**Objective:** Word for word, repeat the entries, minus the pictures.

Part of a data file
>>>>>

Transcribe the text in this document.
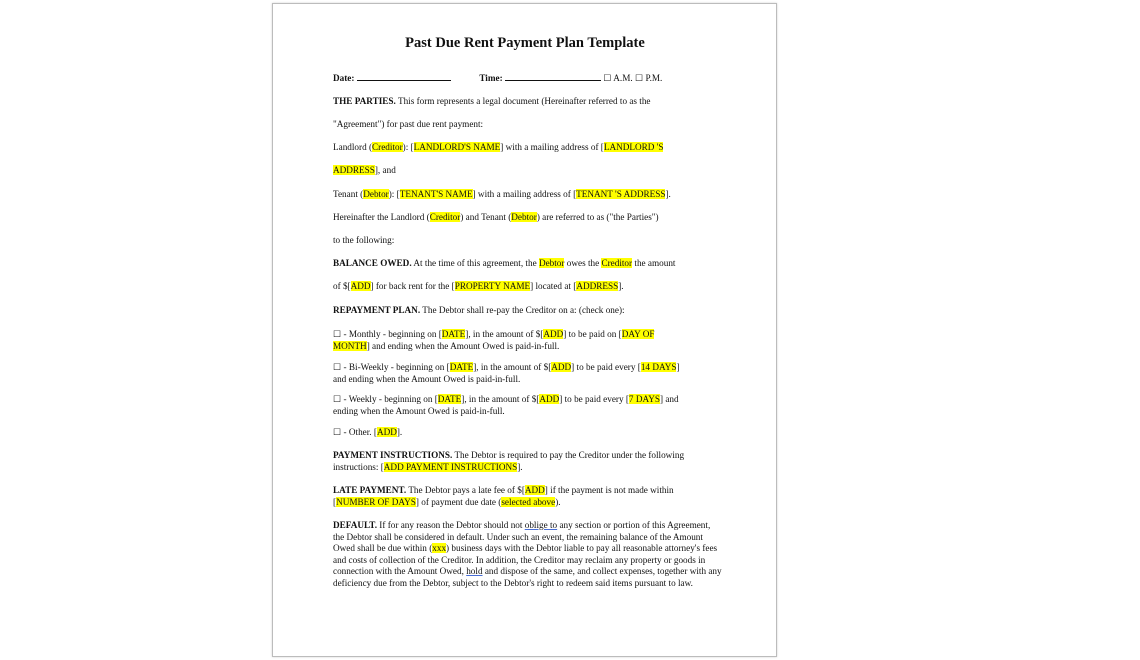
Past Due Rent Payment Plan Template
Date:	Time:	☐ A.M. ☐ P.M.
THE PARTIES. This form represents a legal document (Hereinafter referred to as the
"Agreement") for past due rent payment:
Landlord (Creditor): [LANDLORD'S NAME] with a mailing address of [LANDLORD 'S
ADDRESS], and
Tenant (Debtor): [TENANT'S NAME] with a mailing address of [TENANT 'S ADDRESS].
Hereinafter the Landlord (Creditor) and Tenant (Debtor) are referred to as ("the Parties")
to the following:
BALANCE OWED. At the time of this agreement, the Debtor owes the Creditor the amount
of $[ADD] for back rent for the [PROPERTY NAME] located at [ADDRESS].
REPAYMENT PLAN. The Debtor shall re-pay the Creditor on a: (check one):
☐ - Monthly - beginning on [DATE], in the amount of $[ADD] to be paid on [DAY OF
MONTH] and ending when the Amount Owed is paid-in-full.
☐ - Bi-Weekly - beginning on [DATE], in the amount of $[ADD] to be paid every [14 DAYS]
and ending when the Amount Owed is paid-in-full.
☐ - Weekly - beginning on [DATE], in the amount of $[ADD] to be paid every [7 DAYS] and
ending when the Amount Owed is paid-in-full.
☐ - Other. [ADD].
PAYMENT INSTRUCTIONS. The Debtor is required to pay the Creditor under the following
instructions: [ADD PAYMENT INSTRUCTIONS].
LATE PAYMENT. The Debtor pays a late fee of $[ADD] if the payment is not made within
[NUMBER OF DAYS] of payment due date (selected above).
DEFAULT. If for any reason the Debtor should not oblige to any section or portion of this Agreement, the Debtor shall be considered in default. Under such an event, the remaining balance of the Amount Owed shall be due within (xxx) business days with the Debtor liable to pay all reasonable attorney's fees and costs of collection of the Creditor. In addition, the Creditor may reclaim any property or goods in connection with the Amount Owed, hold and dispose of the same, and collect expenses, together with any deficiency due from the Debtor, subject to the Debtor's right to redeem said items pursuant to law.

<<<<<

**Solution below:**
Transcribe the text in this document.
Past Due Rent Payment Plan Template
Date:	Time:	☐ A.M. ☐ P.M.
THE PARTIES. This form represents a legal document (Hereinafter referred to as the
"Agreement") for past due rent payment:
Landlord (Creditor): [LANDLORD'S NAME] with a mailing address of [LANDLORD 'S
ADDRESS], and
Tenant (Debtor): [TENANT'S NAME] with a mailing address of [TENANT 'S ADDRESS].
Hereinafter the Landlord (Creditor) and Tenant (Debtor) are referred to as ("the Parties")
to the following:
BALANCE OWED. At the time of this agreement, the Debtor owes the Creditor the amount
of $[ADD] for back rent for the [PROPERTY NAME] located at [ADDRESS].
REPAYMENT PLAN. The Debtor shall re-pay the Creditor on a: (check one):
☐ - Monthly - beginning on [DATE], in the amount of $[ADD] to be paid on [DAY OF
MONTH] and ending when the Amount Owed is paid-in-full.
☐ - Bi-Weekly - beginning on [DATE], in the amount of $[ADD] to be paid every [14 DAYS]
and ending when the Amount Owed is paid-in-full.
☐ - Weekly - beginning on [DATE], in the amount of $[ADD] to be paid every [7 DAYS] and
ending when the Amount Owed is paid-in-full.
☐ - Other. [ADD].
PAYMENT INSTRUCTIONS. The Debtor is required to pay the Creditor under the following
instructions: [ADD PAYMENT INSTRUCTIONS].
LATE PAYMENT. The Debtor pays a late fee of $[ADD] if the payment is not made within
[NUMBER OF DAYS] of payment due date (selected above).
DEFAULT. If for any reason the Debtor should not oblige to any section or portion of this Agreement, the Debtor shall be considered in default. Under such an event, the remaining balance of the Amount Owed shall be due within (xxx) business days with the Debtor liable to pay all reasonable attorney's fees and costs of collection of the Creditor. In addition, the Creditor may reclaim any property or goods in connection with the Amount Owed, hold and dispose of the same, and collect expenses, together with any deficiency due from the Debtor, subject to the Debtor's right to redeem said items pursuant to law.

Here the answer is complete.